- EXERCISE -
Everything in the listing should be restated word for word.

>>>>

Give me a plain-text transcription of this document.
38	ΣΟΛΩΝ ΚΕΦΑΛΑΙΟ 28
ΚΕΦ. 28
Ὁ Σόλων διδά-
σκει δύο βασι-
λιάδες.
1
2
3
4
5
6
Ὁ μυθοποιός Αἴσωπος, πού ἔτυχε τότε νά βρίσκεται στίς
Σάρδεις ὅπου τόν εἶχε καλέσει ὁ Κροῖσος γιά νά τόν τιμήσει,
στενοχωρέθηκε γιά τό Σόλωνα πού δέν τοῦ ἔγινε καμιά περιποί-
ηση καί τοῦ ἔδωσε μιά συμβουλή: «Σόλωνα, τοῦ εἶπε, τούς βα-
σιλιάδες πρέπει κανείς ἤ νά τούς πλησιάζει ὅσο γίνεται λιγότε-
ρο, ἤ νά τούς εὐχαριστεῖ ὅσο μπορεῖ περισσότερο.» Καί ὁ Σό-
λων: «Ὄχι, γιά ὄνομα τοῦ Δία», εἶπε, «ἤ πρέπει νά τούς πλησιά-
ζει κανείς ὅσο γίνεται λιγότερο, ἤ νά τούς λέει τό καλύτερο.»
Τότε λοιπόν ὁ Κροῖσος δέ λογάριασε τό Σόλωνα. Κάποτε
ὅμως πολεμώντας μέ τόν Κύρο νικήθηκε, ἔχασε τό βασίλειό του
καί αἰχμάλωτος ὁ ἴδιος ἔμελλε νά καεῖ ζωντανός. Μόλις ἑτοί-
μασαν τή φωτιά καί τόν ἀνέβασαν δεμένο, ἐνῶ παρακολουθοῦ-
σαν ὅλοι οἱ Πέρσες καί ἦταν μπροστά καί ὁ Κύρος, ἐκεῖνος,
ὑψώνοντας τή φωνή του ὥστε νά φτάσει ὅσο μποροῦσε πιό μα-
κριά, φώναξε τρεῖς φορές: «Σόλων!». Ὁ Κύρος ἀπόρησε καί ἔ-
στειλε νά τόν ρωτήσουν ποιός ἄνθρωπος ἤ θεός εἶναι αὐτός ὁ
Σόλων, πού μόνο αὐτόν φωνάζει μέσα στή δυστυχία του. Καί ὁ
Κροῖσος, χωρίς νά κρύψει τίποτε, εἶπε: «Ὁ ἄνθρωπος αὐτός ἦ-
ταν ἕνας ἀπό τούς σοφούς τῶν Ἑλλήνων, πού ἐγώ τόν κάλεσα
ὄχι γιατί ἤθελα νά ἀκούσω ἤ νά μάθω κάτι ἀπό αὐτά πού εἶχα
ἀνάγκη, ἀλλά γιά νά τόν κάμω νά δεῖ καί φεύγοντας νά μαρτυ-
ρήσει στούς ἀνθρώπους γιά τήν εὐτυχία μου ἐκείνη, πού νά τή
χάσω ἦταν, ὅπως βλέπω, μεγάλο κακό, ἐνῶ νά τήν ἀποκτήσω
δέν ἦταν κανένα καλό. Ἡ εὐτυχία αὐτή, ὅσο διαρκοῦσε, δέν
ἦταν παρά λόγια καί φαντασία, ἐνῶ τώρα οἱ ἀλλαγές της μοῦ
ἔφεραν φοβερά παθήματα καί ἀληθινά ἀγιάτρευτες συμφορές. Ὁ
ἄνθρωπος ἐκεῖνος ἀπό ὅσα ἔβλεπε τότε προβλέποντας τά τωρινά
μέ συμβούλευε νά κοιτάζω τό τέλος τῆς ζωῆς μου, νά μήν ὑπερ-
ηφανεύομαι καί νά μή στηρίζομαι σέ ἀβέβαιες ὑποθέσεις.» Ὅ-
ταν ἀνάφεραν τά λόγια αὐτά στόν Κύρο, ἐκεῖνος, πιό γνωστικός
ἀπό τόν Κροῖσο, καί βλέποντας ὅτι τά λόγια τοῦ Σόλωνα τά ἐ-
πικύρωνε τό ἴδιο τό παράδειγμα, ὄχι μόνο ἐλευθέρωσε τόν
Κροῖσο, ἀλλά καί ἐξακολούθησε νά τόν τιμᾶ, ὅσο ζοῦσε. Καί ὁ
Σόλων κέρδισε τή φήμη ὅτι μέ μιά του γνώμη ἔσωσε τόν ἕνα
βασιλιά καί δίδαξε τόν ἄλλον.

<<<<

- TASK OUTPUT -
Give me a plain-text transcription of this document.
38	ΣΟΛΩΝ ΚΕΦΑΛΑΙΟ 28
ΚΕΦ. 28
Ὁ Σόλων διδά-
σκει δύο βασι-
λιάδες.
1
2
3
4
5
6
Ὁ μυθοποιός Αἴσωπος, πού ἔτυχε τότε νά βρίσκεται στίς
Σάρδεις ὅπου τόν εἶχε καλέσει ὁ Κροῖσος γιά νά τόν τιμήσει,
στενοχωρέθηκε γιά τό Σόλωνα πού δέν τοῦ ἔγινε καμιά περιποί-
ηση καί τοῦ ἔδωσε μιά συμβουλή: «Σόλωνα, τοῦ εἶπε, τούς βα-
σιλιάδες πρέπει κανείς ἤ νά τούς πλησιάζει ὅσο γίνεται λιγότε-
ρο, ἤ νά τούς εὐχαριστεῖ ὅσο μπορεῖ περισσότερο.» Καί ὁ Σό-
λων: «Ὄχι, γιά ὄνομα τοῦ Δία», εἶπε, «ἤ πρέπει νά τούς πλησιά-
ζει κανείς ὅσο γίνεται λιγότερο, ἤ νά τούς λέει τό καλύτερο.»
Τότε λοιπόν ὁ Κροῖσος δέ λογάριασε τό Σόλωνα. Κάποτε
ὅμως πολεμώντας μέ τόν Κύρο νικήθηκε, ἔχασε τό βασίλειό του
καί αἰχμάλωτος ὁ ἴδιος ἔμελλε νά καεῖ ζωντανός. Μόλις ἑτοί-
μασαν τή φωτιά καί τόν ἀνέβασαν δεμένο, ἐνῶ παρακολουθοῦ-
σαν ὅλοι οἱ Πέρσες καί ἦταν μπροστά καί ὁ Κύρος, ἐκεῖνος,
ὑψώνοντας τή φωνή του ὥστε νά φτάσει ὅσο μποροῦσε πιό μα-
κριά, φώναξε τρεῖς φορές: «Σόλων!». Ὁ Κύρος ἀπόρησε καί ἔ-
στειλε νά τόν ρωτήσουν ποιός ἄνθρωπος ἤ θεός εἶναι αὐτός ὁ
Σόλων, πού μόνο αὐτόν φωνάζει μέσα στή δυστυχία του. Καί ὁ
Κροῖσος, χωρίς νά κρύψει τίποτε, εἶπε: «Ὁ ἄνθρωπος αὐτός ἦ-
ταν ἕνας ἀπό τούς σοφούς τῶν Ἑλλήνων, πού ἐγώ τόν κάλεσα
ὄχι γιατί ἤθελα νά ἀκούσω ἤ νά μάθω κάτι ἀπό αὐτά πού εἶχα
ἀνάγκη, ἀλλά γιά νά τόν κάμω νά δεῖ καί φεύγοντας νά μαρτυ-
ρήσει στούς ἀνθρώπους γιά τήν εὐτυχία μου ἐκείνη, πού νά τή
χάσω ἦταν, ὅπως βλέπω, μεγάλο κακό, ἐνῶ νά τήν ἀποκτήσω
δέν ἦταν κανένα καλό. Ἡ εὐτυχία αὐτή, ὅσο διαρκοῦσε, δέν
ἦταν παρά λόγια καί φαντασία, ἐνῶ τώρα οἱ ἀλλαγές της μοῦ
ἔφεραν φοβερά παθήματα καί ἀληθινά ἀγιάτρευτες συμφορές. Ὁ
ἄνθρωπος ἐκεῖνος ἀπό ὅσα ἔβλεπε τότε προβλέποντας τά τωρινά
μέ συμβούλευε νά κοιτάζω τό τέλος τῆς ζωῆς μου, νά μήν ὑπερ-
ηφανεύομαι καί νά μή στηρίζομαι σέ ἀβέβαιες ὑποθέσεις.» Ὅ-
ταν ἀνάφεραν τά λόγια αὐτά στόν Κύρο, ἐκεῖνος, πιό γνωστικός
ἀπό τόν Κροῖσο, καί βλέποντας ὅτι τά λόγια τοῦ Σόλωνα τά ἐ-
πικύρωνε τό ἴδιο τό παράδειγμα, ὄχι μόνο ἐλευθέρωσε τόν
Κροῖσο, ἀλλά καί ἐξακολούθησε νά τόν τιμᾶ, ὅσο ζοῦσε. Καί ὁ
Σόλων κέρδισε τή φήμη ὅτι μέ μιά του γνώμη ἔσωσε τόν ἕνα
βασιλιά καί δίδαξε τόν ἄλλον.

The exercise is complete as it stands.